■ TASK
Copy out all lines carrying the word "настоящими".

■ DATASET RECORDS

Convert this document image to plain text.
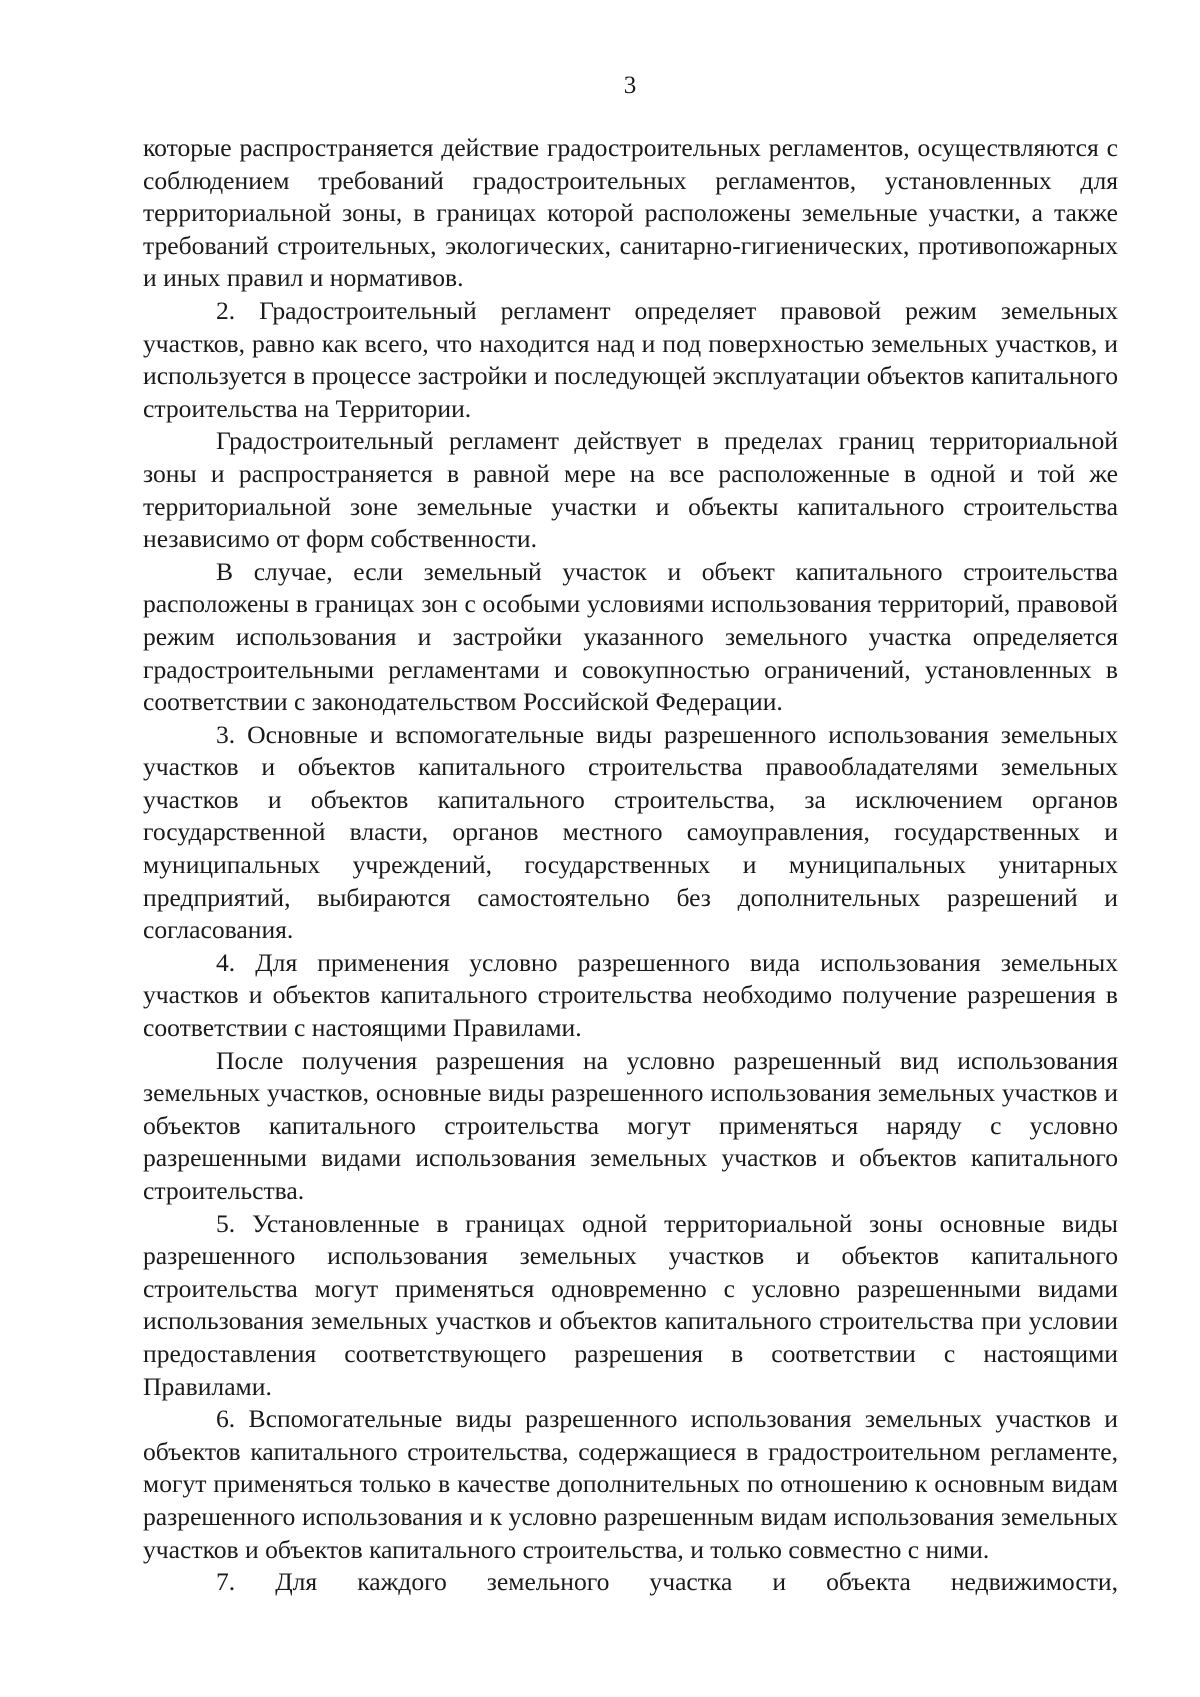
3

которые распространяется действие градостроительных регламентов, осуществляются с соблюдением требований градостроительных регламентов, установленных для территориальной зоны, в границах которой расположены земельные участки, а также требований строительных, экологических, санитарно-гигиенических, противопожарных и иных правил и нормативов.

2. Градостроительный регламент определяет правовой режим земельных участков, равно как всего, что находится над и под поверхностью земельных участков, и используется в процессе застройки и последующей эксплуатации объектов капитального строительства на Территории.

Градостроительный регламент действует в пределах границ территориальной зоны и распространяется в равной мере на все расположенные в одной и той же территориальной зоне земельные участки и объекты капитального строительства независимо от форм собственности.

В случае, если земельный участок и объект капитального строительства расположены в границах зон с особыми условиями использования территорий, правовой режим использования и застройки указанного земельного участка определяется градостроительными регламентами и совокупностью ограничений, установленных в соответствии с законодательством Российской Федерации.

3. Основные и вспомогательные виды разрешенного использования земельных участков и объектов капитального строительства правообладателями земельных участков и объектов капитального строительства, за исключением органов государственной власти, органов местного самоуправления, государственных и муниципальных учреждений, государственных и муниципальных унитарных предприятий, выбираются самостоятельно без дополнительных разрешений и согласования.

4. Для применения условно разрешенного вида использования земельных участков и объектов капитального строительства необходимо получение разрешения в соответствии с настоящими Правилами.

После получения разрешения на условно разрешенный вид использования земельных участков, основные виды разрешенного использования земельных участков и объектов капитального строительства могут применяться наряду с условно разрешенными видами использования земельных участков и объектов капитального строительства.

5. Установленные в границах одной территориальной зоны основные виды разрешенного использования земельных участков и объектов капитального строительства могут применяться одновременно с условно разрешенными видами использования земельных участков и объектов капитального строительства при условии предоставления соответствующего разрешения в соответствии с настоящими Правилами.

6. Вспомогательные виды разрешенного использования земельных участков и объектов капитального строительства, содержащиеся в градостроительном регламенте, могут применяться только в качестве дополнительных по отношению к основным видам разрешенного использования и к условно разрешенным видам использования земельных участков и объектов капитального строительства, и только совместно с ними.

7. Для каждого земельного участка и объекта недвижимости,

■ ANSWER TO THIS TASK
4. Для применения условно разрешенного вида использования земельных участков и объектов капитального строительства необходимо получение разрешения в соответствии с настоящими Правилами.
5. Установленные в границах одной территориальной зоны основные виды разрешенного использования земельных участков и объектов капитального строительства могут применяться одновременно с условно разрешенными видами использования земельных участков и объектов капитального строительства при условии предоставления соответствующего разрешения в соответствии с настоящими Правилами.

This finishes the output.